[start]

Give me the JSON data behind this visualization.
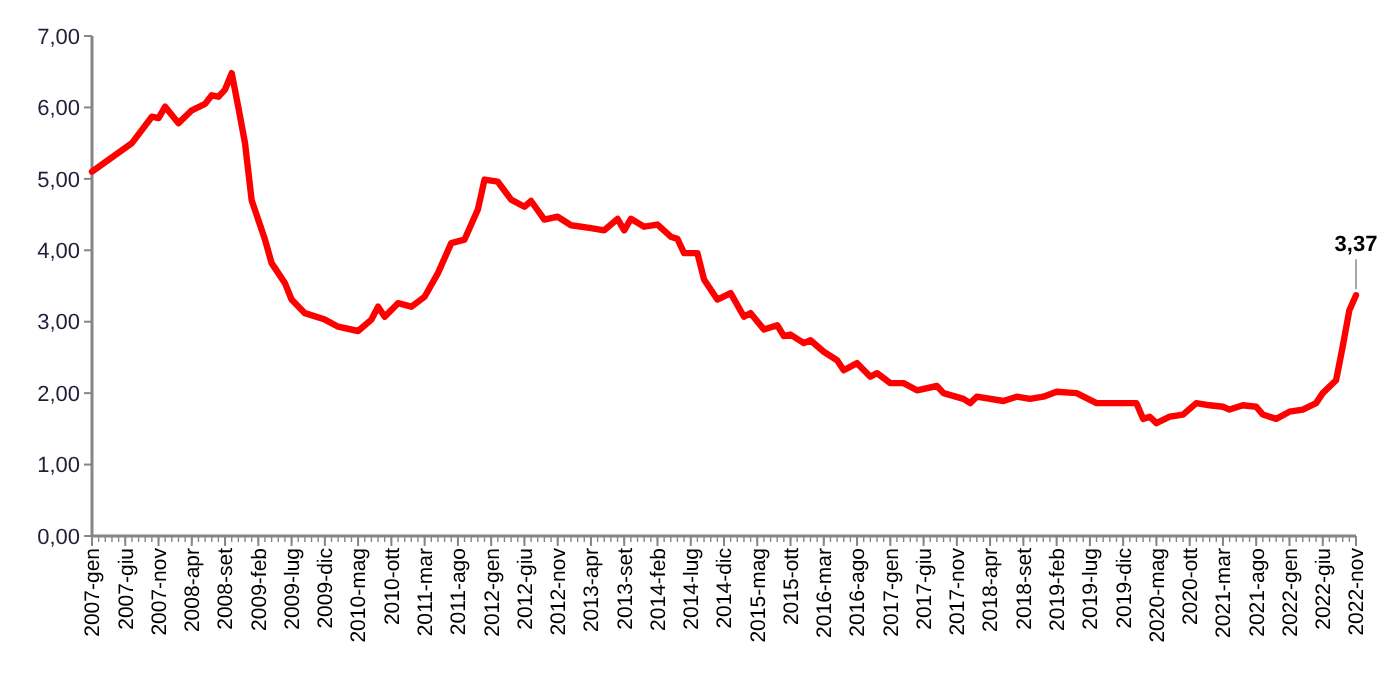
{
  "chart_data": {
    "type": "line",
    "x": [
      "2007-01",
      "2007-07",
      "2007-10",
      "2007-11",
      "2007-12",
      "2008-02",
      "2008-04",
      "2008-06",
      "2008-07",
      "2008-08",
      "2008-09",
      "2008-10",
      "2008-11",
      "2008-12",
      "2009-01",
      "2009-03",
      "2009-04",
      "2009-06",
      "2009-07",
      "2009-09",
      "2009-12",
      "2010-02",
      "2010-05",
      "2010-07",
      "2010-08",
      "2010-09",
      "2010-11",
      "2011-01",
      "2011-03",
      "2011-05",
      "2011-07",
      "2011-09",
      "2011-11",
      "2011-12",
      "2012-02",
      "2012-04",
      "2012-06",
      "2012-07",
      "2012-09",
      "2012-11",
      "2013-01",
      "2013-04",
      "2013-06",
      "2013-08",
      "2013-09",
      "2013-10",
      "2013-12",
      "2014-02",
      "2014-04",
      "2014-05",
      "2014-06",
      "2014-08",
      "2014-09",
      "2014-11",
      "2015-01",
      "2015-03",
      "2015-04",
      "2015-06",
      "2015-08",
      "2015-09",
      "2015-10",
      "2015-12",
      "2016-01",
      "2016-03",
      "2016-05",
      "2016-06",
      "2016-08",
      "2016-10",
      "2016-11",
      "2017-01",
      "2017-03",
      "2017-05",
      "2017-08",
      "2017-09",
      "2017-12",
      "2018-01",
      "2018-02",
      "2018-06",
      "2018-08",
      "2018-10",
      "2018-12",
      "2019-02",
      "2019-05",
      "2019-08",
      "2020-02",
      "2020-03",
      "2020-04",
      "2020-05",
      "2020-07",
      "2020-09",
      "2020-11",
      "2021-01",
      "2021-03",
      "2021-04",
      "2021-06",
      "2021-08",
      "2021-09",
      "2021-11",
      "2022-01",
      "2022-03",
      "2022-05",
      "2022-06",
      "2022-08",
      "2022-09",
      "2022-10",
      "2022-11"
    ],
    "series": [
      {
        "color": "#ff0000",
        "values": [
          5.1,
          5.5,
          5.87,
          5.85,
          6.01,
          5.78,
          5.96,
          6.05,
          6.17,
          6.15,
          6.25,
          6.48,
          6.0,
          5.5,
          4.7,
          4.15,
          3.82,
          3.54,
          3.31,
          3.12,
          3.03,
          2.93,
          2.87,
          3.03,
          3.21,
          3.07,
          3.26,
          3.21,
          3.35,
          3.68,
          4.1,
          4.15,
          4.57,
          4.99,
          4.96,
          4.71,
          4.61,
          4.69,
          4.43,
          4.47,
          4.35,
          4.31,
          4.28,
          4.44,
          4.28,
          4.44,
          4.33,
          4.36,
          4.19,
          4.16,
          3.96,
          3.96,
          3.59,
          3.31,
          3.4,
          3.07,
          3.12,
          2.89,
          2.95,
          2.8,
          2.82,
          2.7,
          2.74,
          2.58,
          2.46,
          2.32,
          2.42,
          2.23,
          2.28,
          2.14,
          2.14,
          2.04,
          2.1,
          2.0,
          1.92,
          1.86,
          1.95,
          1.89,
          1.95,
          1.92,
          1.95,
          2.02,
          2.0,
          1.86,
          1.86,
          1.64,
          1.67,
          1.58,
          1.67,
          1.7,
          1.86,
          1.83,
          1.81,
          1.77,
          1.83,
          1.81,
          1.7,
          1.64,
          1.74,
          1.77,
          1.86,
          2.0,
          2.18,
          2.65,
          3.16,
          3.37
        ]
      }
    ],
    "xlim": [
      "2007-01",
      "2022-11"
    ],
    "xticks": [
      {
        "value": "2007-01",
        "label": "2007-gen"
      },
      {
        "value": "2007-06",
        "label": "2007-giu"
      },
      {
        "value": "2007-11",
        "label": "2007-nov"
      },
      {
        "value": "2008-04",
        "label": "2008-apr"
      },
      {
        "value": "2008-09",
        "label": "2008-set"
      },
      {
        "value": "2009-02",
        "label": "2009-feb"
      },
      {
        "value": "2009-07",
        "label": "2009-lug"
      },
      {
        "value": "2009-12",
        "label": "2009-dic"
      },
      {
        "value": "2010-05",
        "label": "2010-mag"
      },
      {
        "value": "2010-10",
        "label": "2010-ott"
      },
      {
        "value": "2011-03",
        "label": "2011-mar"
      },
      {
        "value": "2011-08",
        "label": "2011-ago"
      },
      {
        "value": "2012-01",
        "label": "2012-gen"
      },
      {
        "value": "2012-06",
        "label": "2012-giu"
      },
      {
        "value": "2012-11",
        "label": "2012-nov"
      },
      {
        "value": "2013-04",
        "label": "2013-apr"
      },
      {
        "value": "2013-09",
        "label": "2013-set"
      },
      {
        "value": "2014-02",
        "label": "2014-feb"
      },
      {
        "value": "2014-07",
        "label": "2014-lug"
      },
      {
        "value": "2014-12",
        "label": "2014-dic"
      },
      {
        "value": "2015-05",
        "label": "2015-mag"
      },
      {
        "value": "2015-10",
        "label": "2015-ott"
      },
      {
        "value": "2016-03",
        "label": "2016-mar"
      },
      {
        "value": "2016-08",
        "label": "2016-ago"
      },
      {
        "value": "2017-01",
        "label": "2017-gen"
      },
      {
        "value": "2017-06",
        "label": "2017-giu"
      },
      {
        "value": "2017-11",
        "label": "2017-nov"
      },
      {
        "value": "2018-04",
        "label": "2018-apr"
      },
      {
        "value": "2018-09",
        "label": "2018-set"
      },
      {
        "value": "2019-02",
        "label": "2019-feb"
      },
      {
        "value": "2019-07",
        "label": "2019-lug"
      },
      {
        "value": "2019-12",
        "label": "2019-dic"
      },
      {
        "value": "2020-05",
        "label": "2020-mag"
      },
      {
        "value": "2020-10",
        "label": "2020-ott"
      },
      {
        "value": "2021-03",
        "label": "2021-mar"
      },
      {
        "value": "2021-08",
        "label": "2021-ago"
      },
      {
        "value": "2022-01",
        "label": "2022-gen"
      },
      {
        "value": "2022-06",
        "label": "2022-giu"
      },
      {
        "value": "2022-11",
        "label": "2022-nov"
      }
    ],
    "ylim": [
      0,
      7
    ],
    "yticks": [
      {
        "value": 0,
        "label": "0,00"
      },
      {
        "value": 1,
        "label": "1,00"
      },
      {
        "value": 2,
        "label": "2,00"
      },
      {
        "value": 3,
        "label": "3,00"
      },
      {
        "value": 4,
        "label": "4,00"
      },
      {
        "value": 5,
        "label": "5,00"
      },
      {
        "value": 6,
        "label": "6,00"
      },
      {
        "value": 7,
        "label": "7,00"
      }
    ],
    "annotations": [
      {
        "text": "3,37",
        "x": "2022-11",
        "y": 3.37
      }
    ],
    "marker": "none",
    "line_style": "solid"
  }
}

[end]

## AIM OF THE TASK
Give all the entries again exactly, dropping each picture.

## IN RESPONSE
Give me the JSON data behind this visualization.
{
  "chart_data": {
    "type": "line",
    "x": [
      "2007-01",
      "2007-07",
      "2007-10",
      "2007-11",
      "2007-12",
      "2008-02",
      "2008-04",
      "2008-06",
      "2008-07",
      "2008-08",
      "2008-09",
      "2008-10",
      "2008-11",
      "2008-12",
      "2009-01",
      "2009-03",
      "2009-04",
      "2009-06",
      "2009-07",
      "2009-09",
      "2009-12",
      "2010-02",
      "2010-05",
      "2010-07",
      "2010-08",
      "2010-09",
      "2010-11",
      "2011-01",
      "2011-03",
      "2011-05",
      "2011-07",
      "2011-09",
      "2011-11",
      "2011-12",
      "2012-02",
      "2012-04",
      "2012-06",
      "2012-07",
      "2012-09",
      "2012-11",
      "2013-01",
      "2013-04",
      "2013-06",
      "2013-08",
      "2013-09",
      "2013-10",
      "2013-12",
      "2014-02",
      "2014-04",
      "2014-05",
      "2014-06",
      "2014-08",
      "2014-09",
      "2014-11",
      "2015-01",
      "2015-03",
      "2015-04",
      "2015-06",
      "2015-08",
      "2015-09",
      "2015-10",
      "2015-12",
      "2016-01",
      "2016-03",
      "2016-05",
      "2016-06",
      "2016-08",
      "2016-10",
      "2016-11",
      "2017-01",
      "2017-03",
      "2017-05",
      "2017-08",
      "2017-09",
      "2017-12",
      "2018-01",
      "2018-02",
      "2018-06",
      "2018-08",
      "2018-10",
      "2018-12",
      "2019-02",
      "2019-05",
      "2019-08",
      "2020-02",
      "2020-03",
      "2020-04",
      "2020-05",
      "2020-07",
      "2020-09",
      "2020-11",
      "2021-01",
      "2021-03",
      "2021-04",
      "2021-06",
      "2021-08",
      "2021-09",
      "2021-11",
      "2022-01",
      "2022-03",
      "2022-05",
      "2022-06",
      "2022-08",
      "2022-09",
      "2022-10",
      "2022-11"
    ],
    "series": [
      {
        "color": "#ff0000",
        "values": [
          5.1,
          5.5,
          5.87,
          5.85,
          6.01,
          5.78,
          5.96,
          6.05,
          6.17,
          6.15,
          6.25,
          6.48,
          6.0,
          5.5,
          4.7,
          4.15,
          3.82,
          3.54,
          3.31,
          3.12,
          3.03,
          2.93,
          2.87,
          3.03,
          3.21,
          3.07,
          3.26,
          3.21,
          3.35,
          3.68,
          4.1,
          4.15,
          4.57,
          4.99,
          4.96,
          4.71,
          4.61,
          4.69,
          4.43,
          4.47,
          4.35,
          4.31,
          4.28,
          4.44,
          4.28,
          4.44,
          4.33,
          4.36,
          4.19,
          4.16,
          3.96,
          3.96,
          3.59,
          3.31,
          3.4,
          3.07,
          3.12,
          2.89,
          2.95,
          2.8,
          2.82,
          2.7,
          2.74,
          2.58,
          2.46,
          2.32,
          2.42,
          2.23,
          2.28,
          2.14,
          2.14,
          2.04,
          2.1,
          2.0,
          1.92,
          1.86,
          1.95,
          1.89,
          1.95,
          1.92,
          1.95,
          2.02,
          2.0,
          1.86,
          1.86,
          1.64,
          1.67,
          1.58,
          1.67,
          1.7,
          1.86,
          1.83,
          1.81,
          1.77,
          1.83,
          1.81,
          1.7,
          1.64,
          1.74,
          1.77,
          1.86,
          2.0,
          2.18,
          2.65,
          3.16,
          3.37
        ]
      }
    ],
    "xlim": [
      "2007-01",
      "2022-11"
    ],
    "xticks": [
      {
        "value": "2007-01",
        "label": "2007-gen"
      },
      {
        "value": "2007-06",
        "label": "2007-giu"
      },
      {
        "value": "2007-11",
        "label": "2007-nov"
      },
      {
        "value": "2008-04",
        "label": "2008-apr"
      },
      {
        "value": "2008-09",
        "label": "2008-set"
      },
      {
        "value": "2009-02",
        "label": "2009-feb"
      },
      {
        "value": "2009-07",
        "label": "2009-lug"
      },
      {
        "value": "2009-12",
        "label": "2009-dic"
      },
      {
        "value": "2010-05",
        "label": "2010-mag"
      },
      {
        "value": "2010-10",
        "label": "2010-ott"
      },
      {
        "value": "2011-03",
        "label": "2011-mar"
      },
      {
        "value": "2011-08",
        "label": "2011-ago"
      },
      {
        "value": "2012-01",
        "label": "2012-gen"
      },
      {
        "value": "2012-06",
        "label": "2012-giu"
      },
      {
        "value": "2012-11",
        "label": "2012-nov"
      },
      {
        "value": "2013-04",
        "label": "2013-apr"
      },
      {
        "value": "2013-09",
        "label": "2013-set"
      },
      {
        "value": "2014-02",
        "label": "2014-feb"
      },
      {
        "value": "2014-07",
        "label": "2014-lug"
      },
      {
        "value": "2014-12",
        "label": "2014-dic"
      },
      {
        "value": "2015-05",
        "label": "2015-mag"
      },
      {
        "value": "2015-10",
        "label": "2015-ott"
      },
      {
        "value": "2016-03",
        "label": "2016-mar"
      },
      {
        "value": "2016-08",
        "label": "2016-ago"
      },
      {
        "value": "2017-01",
        "label": "2017-gen"
      },
      {
        "value": "2017-06",
        "label": "2017-giu"
      },
      {
        "value": "2017-11",
        "label": "2017-nov"
      },
      {
        "value": "2018-04",
        "label": "2018-apr"
      },
      {
        "value": "2018-09",
        "label": "2018-set"
      },
      {
        "value": "2019-02",
        "label": "2019-feb"
      },
      {
        "value": "2019-07",
        "label": "2019-lug"
      },
      {
        "value": "2019-12",
        "label": "2019-dic"
      },
      {
        "value": "2020-05",
        "label": "2020-mag"
      },
      {
        "value": "2020-10",
        "label": "2020-ott"
      },
      {
        "value": "2021-03",
        "label": "2021-mar"
      },
      {
        "value": "2021-08",
        "label": "2021-ago"
      },
      {
        "value": "2022-01",
        "label": "2022-gen"
      },
      {
        "value": "2022-06",
        "label": "2022-giu"
      },
      {
        "value": "2022-11",
        "label": "2022-nov"
      }
    ],
    "ylim": [
      0,
      7
    ],
    "yticks": [
      {
        "value": 0,
        "label": "0,00"
      },
      {
        "value": 1,
        "label": "1,00"
      },
      {
        "value": 2,
        "label": "2,00"
      },
      {
        "value": 3,
        "label": "3,00"
      },
      {
        "value": 4,
        "label": "4,00"
      },
      {
        "value": 5,
        "label": "5,00"
      },
      {
        "value": 6,
        "label": "6,00"
      },
      {
        "value": 7,
        "label": "7,00"
      }
    ],
    "annotations": [
      {
        "text": "3,37",
        "x": "2022-11",
        "y": 3.37
      }
    ],
    "marker": "none",
    "line_style": "solid"
  }
}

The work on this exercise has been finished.